What to do:
Identify every line containing the word "this" and reproduce each one.

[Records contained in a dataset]

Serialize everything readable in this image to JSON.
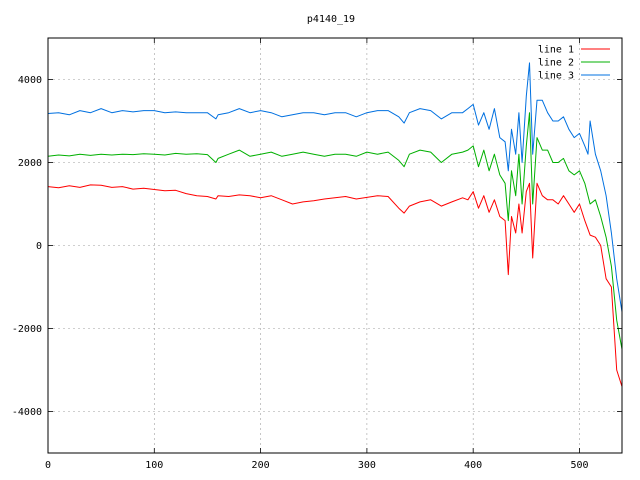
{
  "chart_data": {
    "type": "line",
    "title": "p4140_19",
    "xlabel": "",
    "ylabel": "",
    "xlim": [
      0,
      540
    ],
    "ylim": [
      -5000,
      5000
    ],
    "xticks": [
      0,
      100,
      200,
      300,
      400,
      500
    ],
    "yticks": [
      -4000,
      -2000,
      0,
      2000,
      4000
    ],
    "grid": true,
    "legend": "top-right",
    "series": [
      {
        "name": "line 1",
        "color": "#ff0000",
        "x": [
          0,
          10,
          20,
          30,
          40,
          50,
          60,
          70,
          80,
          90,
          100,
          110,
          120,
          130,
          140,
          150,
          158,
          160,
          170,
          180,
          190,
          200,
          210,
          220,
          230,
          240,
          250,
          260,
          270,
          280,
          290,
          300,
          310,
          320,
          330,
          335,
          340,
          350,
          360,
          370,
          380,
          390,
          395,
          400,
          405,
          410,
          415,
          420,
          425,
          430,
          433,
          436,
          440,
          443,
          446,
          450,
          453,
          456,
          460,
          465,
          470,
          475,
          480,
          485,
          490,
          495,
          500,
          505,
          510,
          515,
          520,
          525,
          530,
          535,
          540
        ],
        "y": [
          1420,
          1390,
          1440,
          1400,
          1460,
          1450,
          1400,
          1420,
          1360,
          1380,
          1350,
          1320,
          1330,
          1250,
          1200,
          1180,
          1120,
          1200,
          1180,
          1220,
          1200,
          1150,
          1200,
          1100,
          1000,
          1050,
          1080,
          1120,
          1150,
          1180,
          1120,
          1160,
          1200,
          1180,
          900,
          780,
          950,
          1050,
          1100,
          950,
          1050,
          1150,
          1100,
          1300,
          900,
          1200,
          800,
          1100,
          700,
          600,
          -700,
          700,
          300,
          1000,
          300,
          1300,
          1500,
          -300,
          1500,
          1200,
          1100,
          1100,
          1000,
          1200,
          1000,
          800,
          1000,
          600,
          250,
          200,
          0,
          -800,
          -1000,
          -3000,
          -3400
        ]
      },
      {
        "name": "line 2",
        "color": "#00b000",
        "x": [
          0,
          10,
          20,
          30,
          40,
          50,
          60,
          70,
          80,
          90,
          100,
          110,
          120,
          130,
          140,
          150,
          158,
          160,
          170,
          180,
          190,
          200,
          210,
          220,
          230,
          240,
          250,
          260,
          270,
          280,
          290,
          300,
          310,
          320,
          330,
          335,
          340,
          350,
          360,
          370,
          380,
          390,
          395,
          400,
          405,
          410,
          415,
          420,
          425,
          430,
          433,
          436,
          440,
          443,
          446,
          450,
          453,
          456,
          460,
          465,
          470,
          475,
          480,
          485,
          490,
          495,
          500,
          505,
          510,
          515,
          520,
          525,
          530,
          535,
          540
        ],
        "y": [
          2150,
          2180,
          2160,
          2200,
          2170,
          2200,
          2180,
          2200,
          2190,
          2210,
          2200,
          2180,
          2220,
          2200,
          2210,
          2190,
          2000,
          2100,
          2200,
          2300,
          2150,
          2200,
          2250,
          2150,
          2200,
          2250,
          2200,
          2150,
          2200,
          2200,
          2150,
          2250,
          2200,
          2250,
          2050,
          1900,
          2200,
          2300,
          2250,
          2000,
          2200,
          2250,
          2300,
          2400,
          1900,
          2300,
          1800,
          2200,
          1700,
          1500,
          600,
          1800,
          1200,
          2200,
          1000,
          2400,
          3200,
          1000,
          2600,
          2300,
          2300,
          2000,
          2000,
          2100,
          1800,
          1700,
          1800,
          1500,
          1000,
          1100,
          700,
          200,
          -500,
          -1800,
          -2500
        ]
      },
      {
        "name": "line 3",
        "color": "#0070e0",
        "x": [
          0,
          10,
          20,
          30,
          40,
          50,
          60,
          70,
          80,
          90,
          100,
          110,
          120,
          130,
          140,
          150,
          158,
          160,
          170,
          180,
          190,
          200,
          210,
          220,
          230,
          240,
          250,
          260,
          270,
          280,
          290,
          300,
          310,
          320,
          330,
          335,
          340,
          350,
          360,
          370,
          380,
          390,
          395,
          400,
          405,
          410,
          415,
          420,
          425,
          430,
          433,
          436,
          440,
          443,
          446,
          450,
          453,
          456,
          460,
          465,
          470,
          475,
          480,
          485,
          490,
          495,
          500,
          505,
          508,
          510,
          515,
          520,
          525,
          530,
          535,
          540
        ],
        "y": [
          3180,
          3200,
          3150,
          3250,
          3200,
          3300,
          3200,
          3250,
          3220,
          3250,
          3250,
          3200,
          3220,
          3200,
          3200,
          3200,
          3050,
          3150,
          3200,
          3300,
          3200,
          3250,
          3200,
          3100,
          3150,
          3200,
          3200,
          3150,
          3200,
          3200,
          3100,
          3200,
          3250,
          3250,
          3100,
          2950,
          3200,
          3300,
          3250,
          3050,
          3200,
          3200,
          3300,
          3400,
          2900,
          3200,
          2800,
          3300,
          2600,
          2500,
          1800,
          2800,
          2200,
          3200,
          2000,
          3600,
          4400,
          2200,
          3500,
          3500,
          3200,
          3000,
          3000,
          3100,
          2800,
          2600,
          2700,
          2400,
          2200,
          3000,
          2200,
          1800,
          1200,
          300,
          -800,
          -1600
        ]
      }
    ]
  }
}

==

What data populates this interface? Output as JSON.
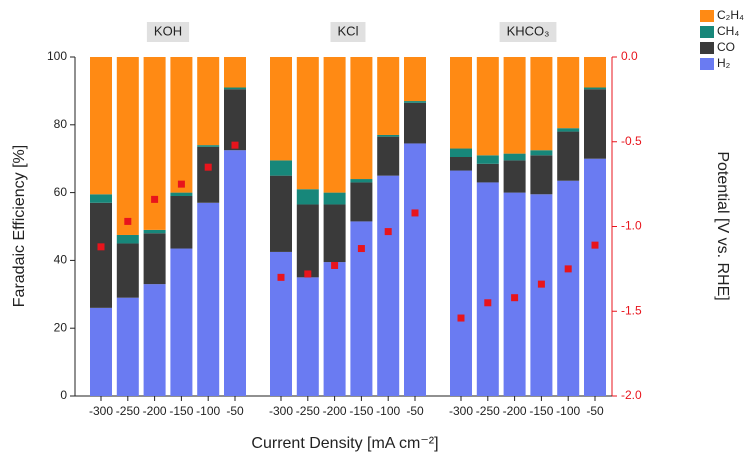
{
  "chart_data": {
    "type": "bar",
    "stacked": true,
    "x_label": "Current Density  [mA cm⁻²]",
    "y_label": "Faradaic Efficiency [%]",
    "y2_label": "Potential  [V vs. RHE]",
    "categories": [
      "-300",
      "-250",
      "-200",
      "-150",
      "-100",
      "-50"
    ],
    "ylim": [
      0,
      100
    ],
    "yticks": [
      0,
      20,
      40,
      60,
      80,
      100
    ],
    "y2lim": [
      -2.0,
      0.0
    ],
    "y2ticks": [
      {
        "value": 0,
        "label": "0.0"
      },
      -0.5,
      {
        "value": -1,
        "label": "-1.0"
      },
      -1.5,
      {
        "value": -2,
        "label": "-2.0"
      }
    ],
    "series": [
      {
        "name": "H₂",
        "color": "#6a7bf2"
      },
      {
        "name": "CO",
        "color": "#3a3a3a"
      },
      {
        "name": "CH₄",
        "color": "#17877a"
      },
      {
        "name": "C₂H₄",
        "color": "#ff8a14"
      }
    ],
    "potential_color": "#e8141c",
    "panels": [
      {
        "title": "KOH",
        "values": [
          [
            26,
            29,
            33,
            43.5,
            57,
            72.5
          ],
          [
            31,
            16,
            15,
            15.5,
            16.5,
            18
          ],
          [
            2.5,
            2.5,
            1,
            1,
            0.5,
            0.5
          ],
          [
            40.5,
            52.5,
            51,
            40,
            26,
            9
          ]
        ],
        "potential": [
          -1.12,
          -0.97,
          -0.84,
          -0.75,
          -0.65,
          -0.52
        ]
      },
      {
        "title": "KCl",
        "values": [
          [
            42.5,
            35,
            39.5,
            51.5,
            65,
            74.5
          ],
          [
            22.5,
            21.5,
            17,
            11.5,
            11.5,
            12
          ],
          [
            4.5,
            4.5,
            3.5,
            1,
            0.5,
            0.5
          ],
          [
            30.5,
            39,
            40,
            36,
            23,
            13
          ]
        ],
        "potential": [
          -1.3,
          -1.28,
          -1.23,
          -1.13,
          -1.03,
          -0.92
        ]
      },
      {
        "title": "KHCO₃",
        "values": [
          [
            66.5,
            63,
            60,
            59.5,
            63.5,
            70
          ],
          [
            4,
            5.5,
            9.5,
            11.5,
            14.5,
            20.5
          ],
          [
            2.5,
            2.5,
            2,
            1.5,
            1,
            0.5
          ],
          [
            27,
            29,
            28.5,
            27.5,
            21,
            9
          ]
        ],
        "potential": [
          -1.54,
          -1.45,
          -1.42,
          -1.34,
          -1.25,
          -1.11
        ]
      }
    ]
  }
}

--

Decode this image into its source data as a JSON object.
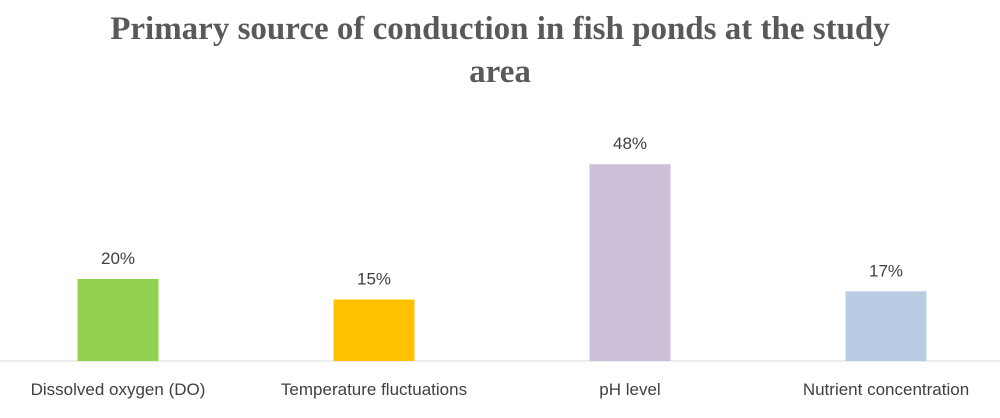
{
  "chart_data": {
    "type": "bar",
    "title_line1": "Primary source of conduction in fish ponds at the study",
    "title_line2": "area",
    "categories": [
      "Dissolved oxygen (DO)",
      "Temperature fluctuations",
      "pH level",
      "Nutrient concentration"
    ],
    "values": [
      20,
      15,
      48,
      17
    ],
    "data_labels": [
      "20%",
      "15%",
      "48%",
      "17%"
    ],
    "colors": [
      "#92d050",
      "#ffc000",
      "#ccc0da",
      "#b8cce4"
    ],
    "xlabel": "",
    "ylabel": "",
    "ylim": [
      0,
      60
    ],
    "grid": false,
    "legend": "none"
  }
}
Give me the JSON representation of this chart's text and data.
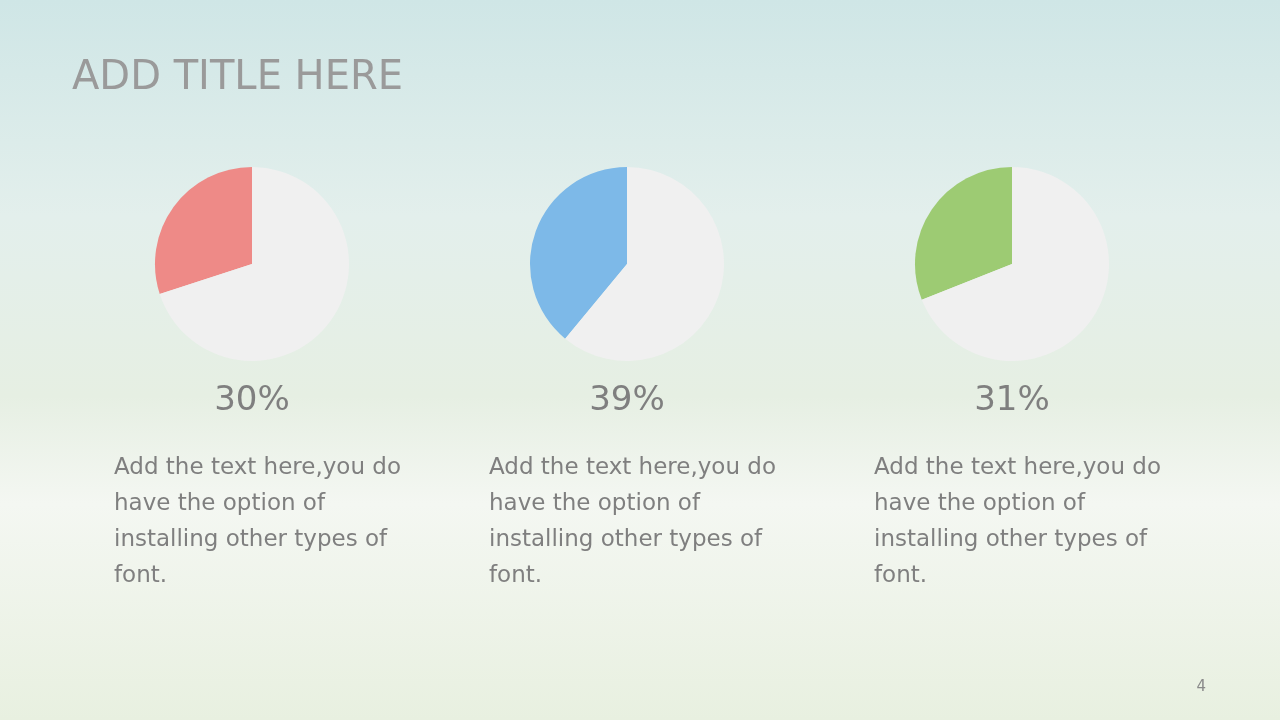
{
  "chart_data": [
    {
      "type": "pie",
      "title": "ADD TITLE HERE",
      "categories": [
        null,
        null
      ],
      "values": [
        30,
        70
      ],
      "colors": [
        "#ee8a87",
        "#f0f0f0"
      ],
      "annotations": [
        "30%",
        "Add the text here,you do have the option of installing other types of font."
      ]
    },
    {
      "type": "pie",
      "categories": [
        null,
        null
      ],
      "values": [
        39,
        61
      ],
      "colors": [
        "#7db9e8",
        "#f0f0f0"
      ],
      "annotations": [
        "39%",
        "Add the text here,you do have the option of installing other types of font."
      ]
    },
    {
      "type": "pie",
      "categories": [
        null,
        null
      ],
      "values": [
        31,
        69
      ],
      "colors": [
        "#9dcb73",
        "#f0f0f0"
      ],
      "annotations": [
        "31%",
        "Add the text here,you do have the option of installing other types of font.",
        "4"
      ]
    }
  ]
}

Written reply:
Serialize everything readable in this image to JSON.
What data populates this interface? Output as JSON.
Decode this image into its source data as a JSON object.
Give me the JSON representation of this chart's text and data.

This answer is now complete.